◆ **SHORT TASK**
From the listing below, pick out each line with the word "name".

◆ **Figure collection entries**
----------

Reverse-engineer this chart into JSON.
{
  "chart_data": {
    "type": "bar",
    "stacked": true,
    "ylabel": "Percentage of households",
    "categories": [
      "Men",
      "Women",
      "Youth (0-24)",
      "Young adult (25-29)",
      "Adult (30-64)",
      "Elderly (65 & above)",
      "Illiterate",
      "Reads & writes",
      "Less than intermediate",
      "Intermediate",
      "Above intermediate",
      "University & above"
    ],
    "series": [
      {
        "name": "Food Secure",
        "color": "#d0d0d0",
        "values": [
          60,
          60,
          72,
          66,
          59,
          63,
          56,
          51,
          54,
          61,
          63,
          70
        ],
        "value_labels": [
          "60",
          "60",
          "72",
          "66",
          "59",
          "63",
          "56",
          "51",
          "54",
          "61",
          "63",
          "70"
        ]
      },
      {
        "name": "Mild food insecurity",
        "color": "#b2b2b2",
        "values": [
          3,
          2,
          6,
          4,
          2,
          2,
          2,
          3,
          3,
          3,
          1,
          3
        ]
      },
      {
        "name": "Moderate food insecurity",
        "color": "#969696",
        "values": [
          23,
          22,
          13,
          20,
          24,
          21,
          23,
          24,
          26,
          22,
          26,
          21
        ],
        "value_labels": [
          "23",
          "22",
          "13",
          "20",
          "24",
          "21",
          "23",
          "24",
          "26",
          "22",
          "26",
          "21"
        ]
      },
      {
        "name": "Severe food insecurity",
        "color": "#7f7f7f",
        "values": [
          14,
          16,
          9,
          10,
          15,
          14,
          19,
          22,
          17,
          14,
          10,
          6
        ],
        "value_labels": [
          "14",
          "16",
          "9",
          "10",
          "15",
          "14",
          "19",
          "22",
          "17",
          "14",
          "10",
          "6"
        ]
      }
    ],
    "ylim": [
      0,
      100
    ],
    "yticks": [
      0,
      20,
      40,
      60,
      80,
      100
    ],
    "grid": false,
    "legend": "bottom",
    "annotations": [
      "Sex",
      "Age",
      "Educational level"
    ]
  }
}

----------

◆ **EXPECTED OUTPUT**
        "name": "Food Secure",
        "name": "Mild food insecurity",
        "name": "Moderate food insecurity",
        "name": "Severe food insecurity",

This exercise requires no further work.